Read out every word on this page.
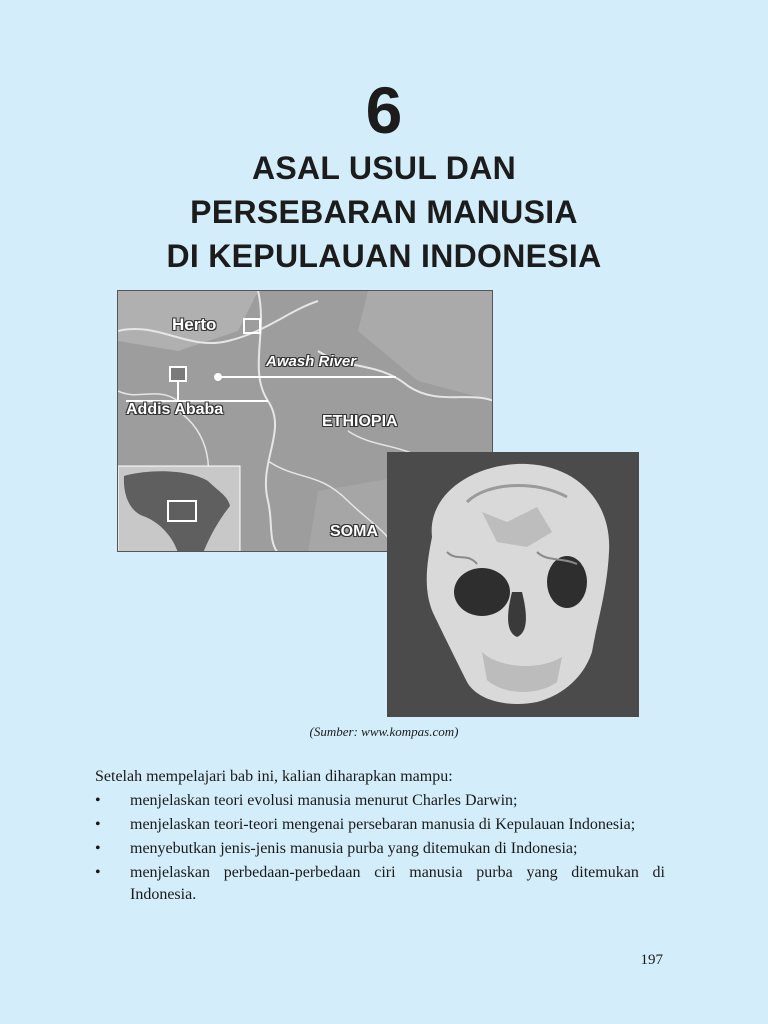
6
ASAL USUL DAN
PERSEBARAN MANUSIA
DI KEPULAUAN INDONESIA
Herto
Awash River
Addis Ababa
ETHIOPIA
SOMA
(Sumber: www.kompas.com)
Setelah mempelajari bab ini, kalian diharapkan mampu:
• menjelaskan teori evolusi manusia menurut Charles Darwin;
• menjelaskan teori-teori mengenai persebaran manusia di Kepulauan Indonesia;
• menyebutkan jenis-jenis manusia purba yang ditemukan di Indonesia;
• menjelaskan perbedaan-perbedaan ciri manusia purba yang ditemukan di Indonesia.
197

=====

• [Challenge] Can you restate all the records above word for word while dropping the pictures?

• [Full output]
Read out every word on this page.
6
ASAL USUL DAN
PERSEBARAN MANUSIA
DI KEPULAUAN INDONESIA
Herto
Awash River
Addis Ababa
ETHIOPIA
SOMA
(Sumber: www.kompas.com)
Setelah mempelajari bab ini, kalian diharapkan mampu:
• menjelaskan teori evolusi manusia menurut Charles Darwin;
• menjelaskan teori-teori mengenai persebaran manusia di Kepulauan Indonesia;
• menyebutkan jenis-jenis manusia purba yang ditemukan di Indonesia;
• menjelaskan perbedaan-perbedaan ciri manusia purba yang ditemukan di Indonesia.
197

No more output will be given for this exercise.